*DO THIS*:
Write every record out again exactly as given.

*Entries taken from a collection*:
□ □ □ □ □

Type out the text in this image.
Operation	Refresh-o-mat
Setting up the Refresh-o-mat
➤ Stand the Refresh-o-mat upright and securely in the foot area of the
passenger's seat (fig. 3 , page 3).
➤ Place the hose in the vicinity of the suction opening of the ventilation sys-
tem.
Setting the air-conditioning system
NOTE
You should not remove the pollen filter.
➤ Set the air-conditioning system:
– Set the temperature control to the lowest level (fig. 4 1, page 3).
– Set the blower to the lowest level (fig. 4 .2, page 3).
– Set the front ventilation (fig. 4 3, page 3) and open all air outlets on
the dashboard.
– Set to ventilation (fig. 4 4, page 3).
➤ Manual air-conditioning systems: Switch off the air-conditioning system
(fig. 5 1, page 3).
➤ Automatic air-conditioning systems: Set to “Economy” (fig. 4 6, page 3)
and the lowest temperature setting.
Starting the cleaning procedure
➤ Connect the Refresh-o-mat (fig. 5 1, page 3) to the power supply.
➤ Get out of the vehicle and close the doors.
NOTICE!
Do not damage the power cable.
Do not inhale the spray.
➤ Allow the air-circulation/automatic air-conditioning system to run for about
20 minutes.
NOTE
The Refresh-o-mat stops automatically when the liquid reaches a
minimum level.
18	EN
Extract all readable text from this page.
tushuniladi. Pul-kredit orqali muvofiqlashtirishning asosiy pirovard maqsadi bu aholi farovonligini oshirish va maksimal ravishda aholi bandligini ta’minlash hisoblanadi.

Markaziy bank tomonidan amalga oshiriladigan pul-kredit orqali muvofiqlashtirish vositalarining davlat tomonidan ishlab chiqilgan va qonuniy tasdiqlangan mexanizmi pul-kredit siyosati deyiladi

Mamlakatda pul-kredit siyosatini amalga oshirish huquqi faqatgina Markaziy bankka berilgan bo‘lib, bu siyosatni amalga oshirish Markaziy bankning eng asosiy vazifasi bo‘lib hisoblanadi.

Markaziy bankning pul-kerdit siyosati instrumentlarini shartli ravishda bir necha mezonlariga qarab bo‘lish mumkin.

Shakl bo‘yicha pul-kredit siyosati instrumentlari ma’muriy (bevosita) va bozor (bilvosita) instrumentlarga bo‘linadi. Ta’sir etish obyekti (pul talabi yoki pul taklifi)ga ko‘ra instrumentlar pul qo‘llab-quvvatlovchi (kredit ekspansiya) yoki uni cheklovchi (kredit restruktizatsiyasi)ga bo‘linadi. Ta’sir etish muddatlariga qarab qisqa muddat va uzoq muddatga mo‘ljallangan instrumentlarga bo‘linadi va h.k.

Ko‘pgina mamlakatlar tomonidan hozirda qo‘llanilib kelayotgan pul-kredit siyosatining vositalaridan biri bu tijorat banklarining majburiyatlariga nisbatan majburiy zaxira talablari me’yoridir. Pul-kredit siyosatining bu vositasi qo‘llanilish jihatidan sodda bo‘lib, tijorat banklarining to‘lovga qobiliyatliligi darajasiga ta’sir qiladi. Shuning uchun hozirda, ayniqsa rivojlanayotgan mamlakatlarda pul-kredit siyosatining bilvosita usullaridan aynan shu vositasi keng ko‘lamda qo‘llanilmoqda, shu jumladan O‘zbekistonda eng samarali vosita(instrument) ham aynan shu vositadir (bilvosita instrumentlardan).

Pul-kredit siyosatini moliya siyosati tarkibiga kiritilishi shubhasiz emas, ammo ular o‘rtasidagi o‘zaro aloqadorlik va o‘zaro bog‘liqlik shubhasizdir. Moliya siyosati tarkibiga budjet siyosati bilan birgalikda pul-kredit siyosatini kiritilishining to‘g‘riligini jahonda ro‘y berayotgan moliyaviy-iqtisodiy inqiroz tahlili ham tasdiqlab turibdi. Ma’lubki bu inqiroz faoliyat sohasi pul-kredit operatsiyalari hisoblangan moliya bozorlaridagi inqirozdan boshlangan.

□ □ □ □ □

*COMPLETED TASK*:
Type out the text in this image.
Operation	Refresh-o-mat
Setting up the Refresh-o-mat
➤ Stand the Refresh-o-mat upright and securely in the foot area of the
passenger's seat (fig. 3 , page 3).
➤ Place the hose in the vicinity of the suction opening of the ventilation sys-
tem.
Setting the air-conditioning system
NOTE
You should not remove the pollen filter.
➤ Set the air-conditioning system:
– Set the temperature control to the lowest level (fig. 4 1, page 3).
– Set the blower to the lowest level (fig. 4 .2, page 3).
– Set the front ventilation (fig. 4 3, page 3) and open all air outlets on
the dashboard.
– Set to ventilation (fig. 4 4, page 3).
➤ Manual air-conditioning systems: Switch off the air-conditioning system
(fig. 5 1, page 3).
➤ Automatic air-conditioning systems: Set to “Economy” (fig. 4 6, page 3)
and the lowest temperature setting.
Starting the cleaning procedure
➤ Connect the Refresh-o-mat (fig. 5 1, page 3) to the power supply.
➤ Get out of the vehicle and close the doors.
NOTICE!
Do not damage the power cable.
Do not inhale the spray.
➤ Allow the air-circulation/automatic air-conditioning system to run for about
20 minutes.
NOTE
The Refresh-o-mat stops automatically when the liquid reaches a
minimum level.
18	EN
Extract all readable text from this page.
tushuniladi. Pul-kredit orqali muvofiqlashtirishning asosiy pirovard maqsadi bu aholi farovonligini oshirish va maksimal ravishda aholi bandligini ta’minlash hisoblanadi.

Markaziy bank tomonidan amalga oshiriladigan pul-kredit orqali muvofiqlashtirish vositalarining davlat tomonidan ishlab chiqilgan va qonuniy tasdiqlangan mexanizmi pul-kredit siyosati deyiladi

Mamlakatda pul-kredit siyosatini amalga oshirish huquqi faqatgina Markaziy bankka berilgan bo‘lib, bu siyosatni amalga oshirish Markaziy bankning eng asosiy vazifasi bo‘lib hisoblanadi.

Markaziy bankning pul-kerdit siyosati instrumentlarini shartli ravishda bir necha mezonlariga qarab bo‘lish mumkin.

Shakl bo‘yicha pul-kredit siyosati instrumentlari ma’muriy (bevosita) va bozor (bilvosita) instrumentlarga bo‘linadi. Ta’sir etish obyekti (pul talabi yoki pul taklifi)ga ko‘ra instrumentlar pul qo‘llab-quvvatlovchi (kredit ekspansiya) yoki uni cheklovchi (kredit restruktizatsiyasi)ga bo‘linadi. Ta’sir etish muddatlariga qarab qisqa muddat va uzoq muddatga mo‘ljallangan instrumentlarga bo‘linadi va h.k.

Ko‘pgina mamlakatlar tomonidan hozirda qo‘llanilib kelayotgan pul-kredit siyosatining vositalaridan biri bu tijorat banklarining majburiyatlariga nisbatan majburiy zaxira talablari me’yoridir. Pul-kredit siyosatining bu vositasi qo‘llanilish jihatidan sodda bo‘lib, tijorat banklarining to‘lovga qobiliyatliligi darajasiga ta’sir qiladi. Shuning uchun hozirda, ayniqsa rivojlanayotgan mamlakatlarda pul-kredit siyosatining bilvosita usullaridan aynan shu vositasi keng ko‘lamda qo‘llanilmoqda, shu jumladan O‘zbekistonda eng samarali vosita(instrument) ham aynan shu vositadir (bilvosita instrumentlardan).

Pul-kredit siyosatini moliya siyosati tarkibiga kiritilishi shubhasiz emas, ammo ular o‘rtasidagi o‘zaro aloqadorlik va o‘zaro bog‘liqlik shubhasizdir. Moliya siyosati tarkibiga budjet siyosati bilan birgalikda pul-kredit siyosatini kiritilishining to‘g‘riligini jahonda ro‘y berayotgan moliyaviy-iqtisodiy inqiroz tahlili ham tasdiqlab turibdi. Ma’lubki bu inqiroz faoliyat sohasi pul-kredit operatsiyalari hisoblangan moliya bozorlaridagi inqirozdan boshlangan.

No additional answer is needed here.